======== Data to use ========

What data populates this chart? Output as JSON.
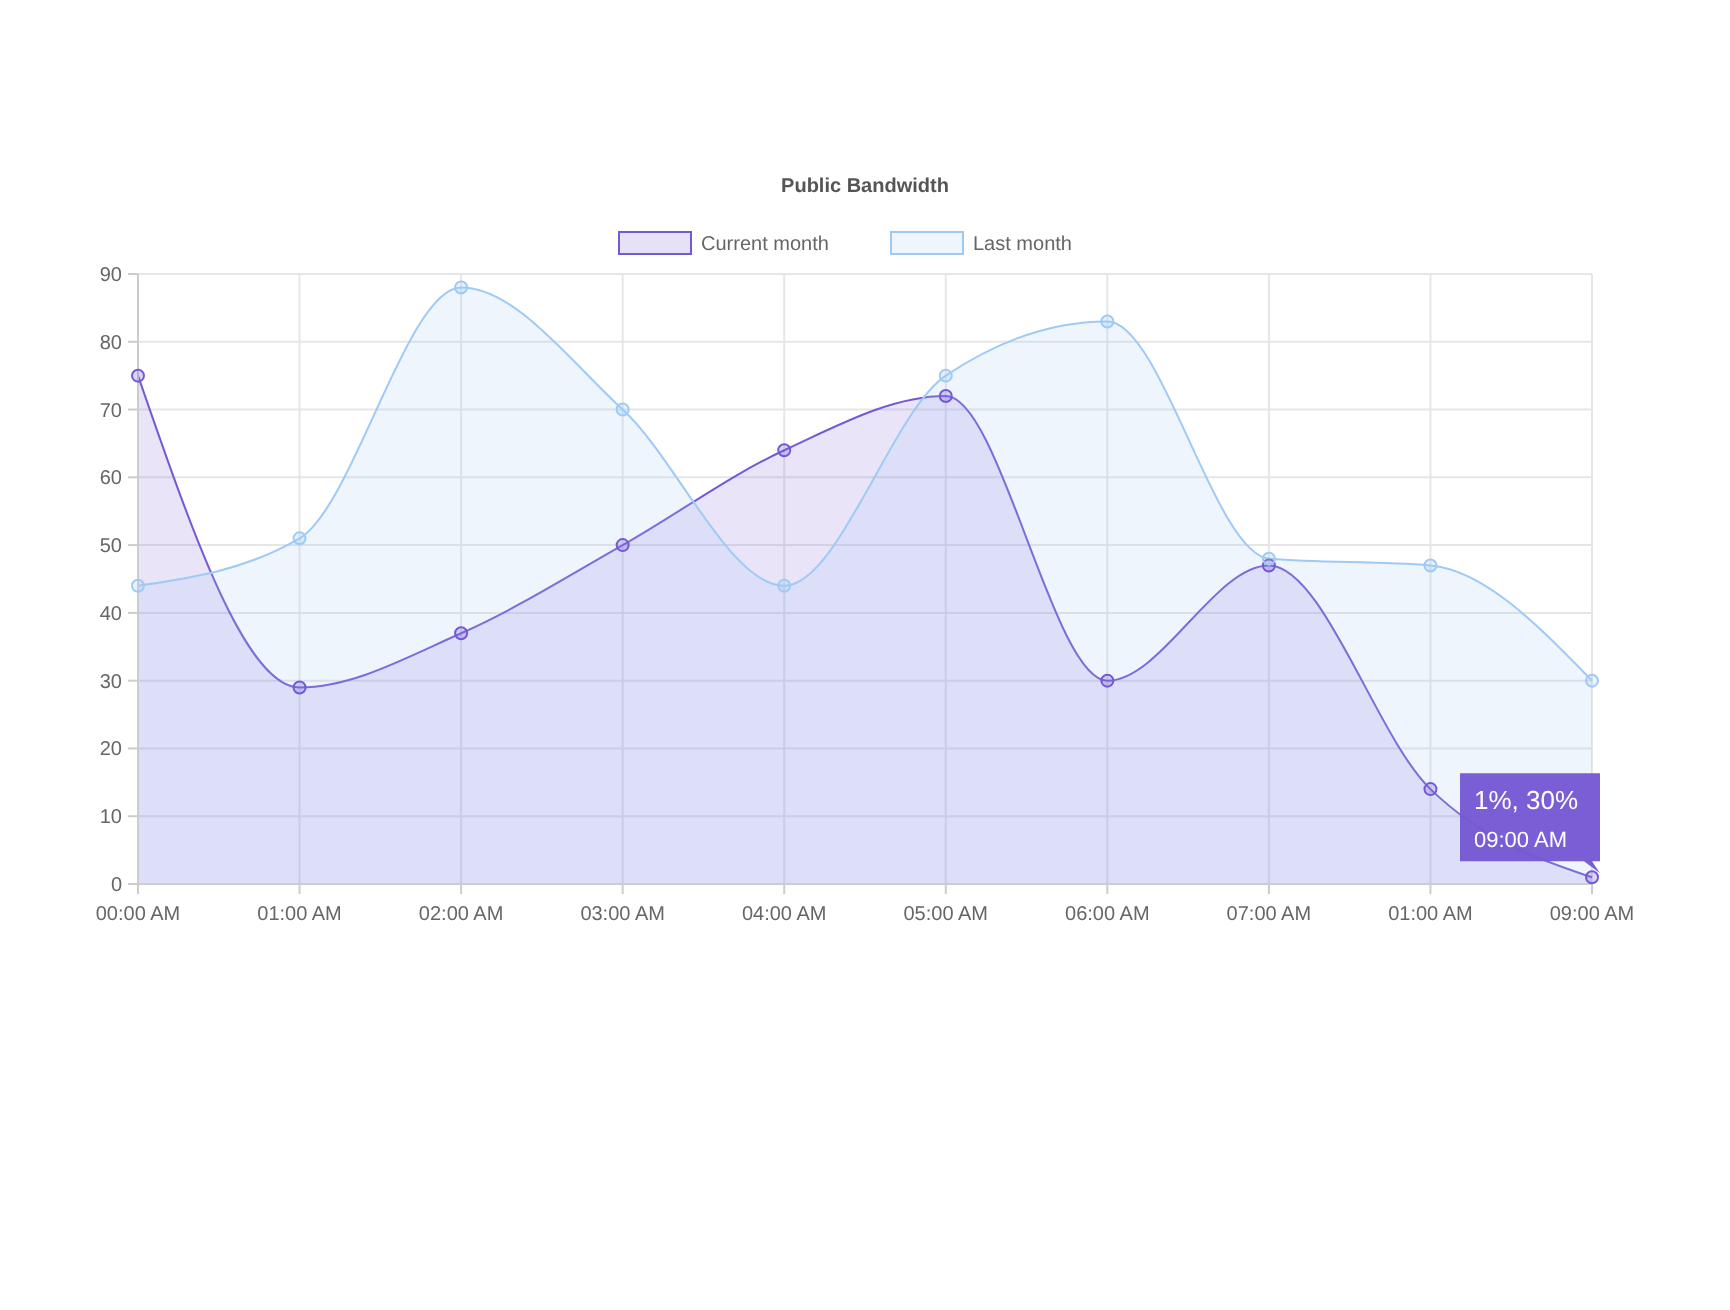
{
  "chart_data": {
    "type": "area",
    "title": "Public Bandwidth",
    "categories": [
      "00:00 AM",
      "01:00 AM",
      "02:00 AM",
      "03:00 AM",
      "04:00 AM",
      "05:00 AM",
      "06:00 AM",
      "07:00 AM",
      "01:00 AM",
      "09:00 AM"
    ],
    "series": [
      {
        "name": "Current month",
        "color": "#7559d4",
        "values": [
          75,
          29,
          37,
          50,
          64,
          72,
          30,
          47,
          14,
          1
        ]
      },
      {
        "name": "Last month",
        "color": "#9fcaf5",
        "values": [
          44,
          51,
          88,
          70,
          44,
          75,
          83,
          48,
          47,
          30
        ]
      }
    ],
    "ylim": [
      0,
      90
    ],
    "yticks": [
      0,
      10,
      20,
      30,
      40,
      50,
      60,
      70,
      80,
      90
    ],
    "grid": true,
    "legend": "top",
    "marker": "circle",
    "annotations": [
      "1%, 30%",
      "09:00 AM"
    ]
  }
}
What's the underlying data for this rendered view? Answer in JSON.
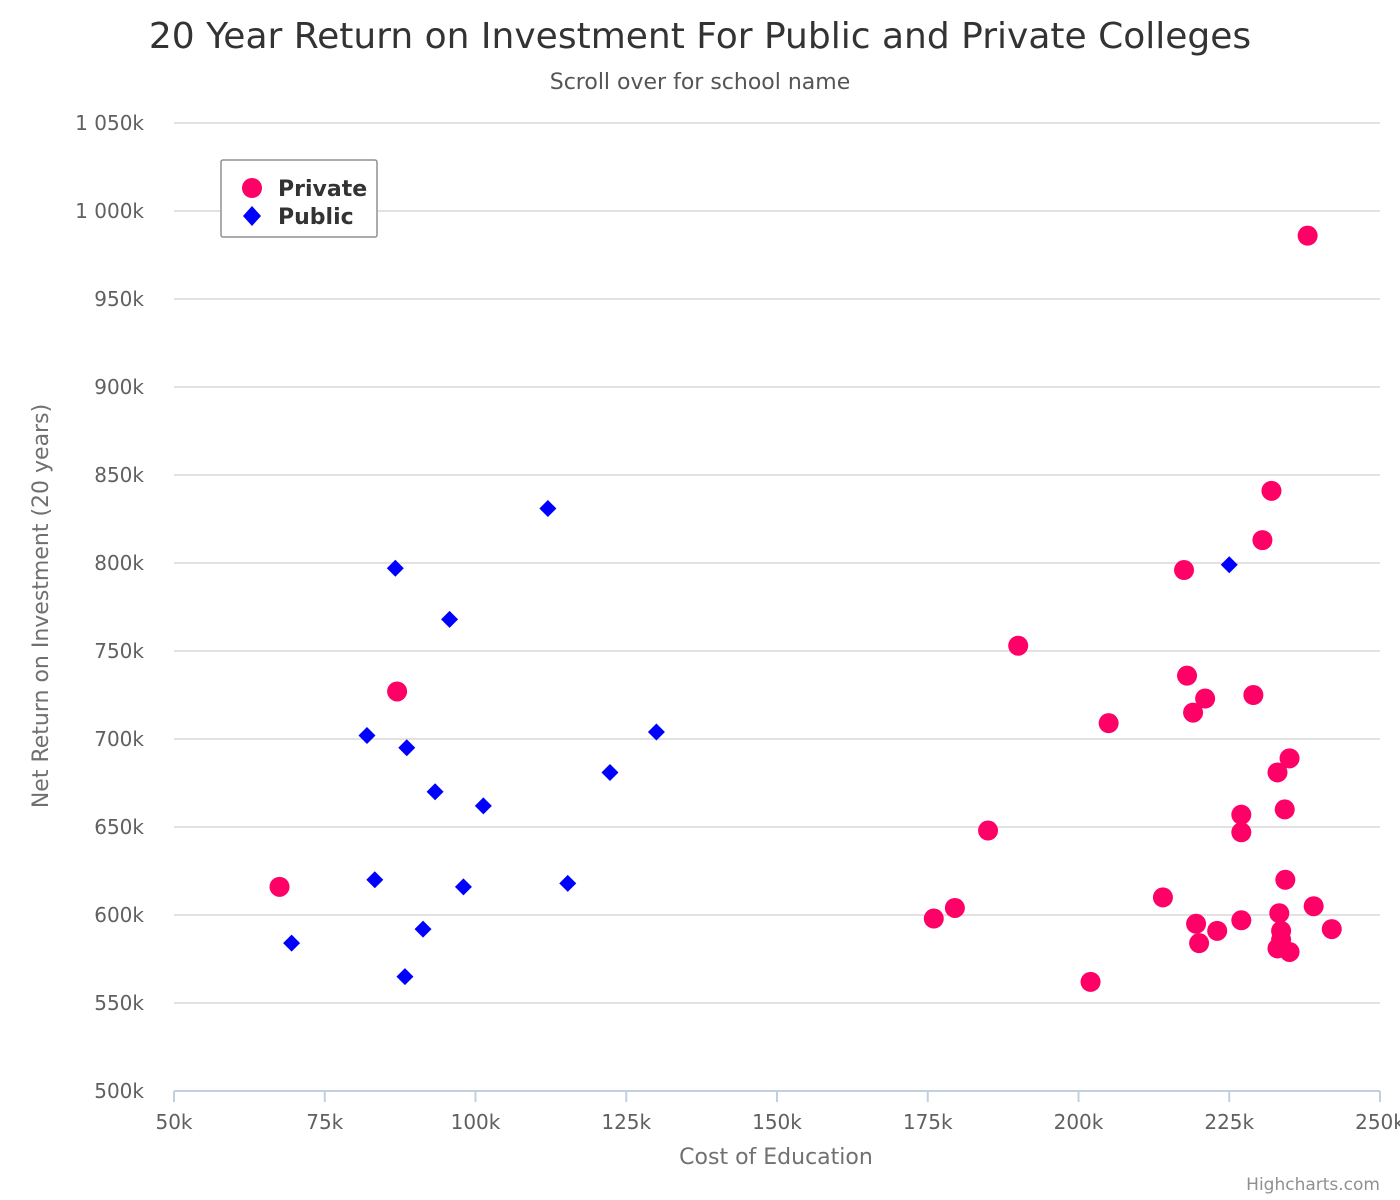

========

How many lines in the listing above contain "this"? Answer with the number alone.

2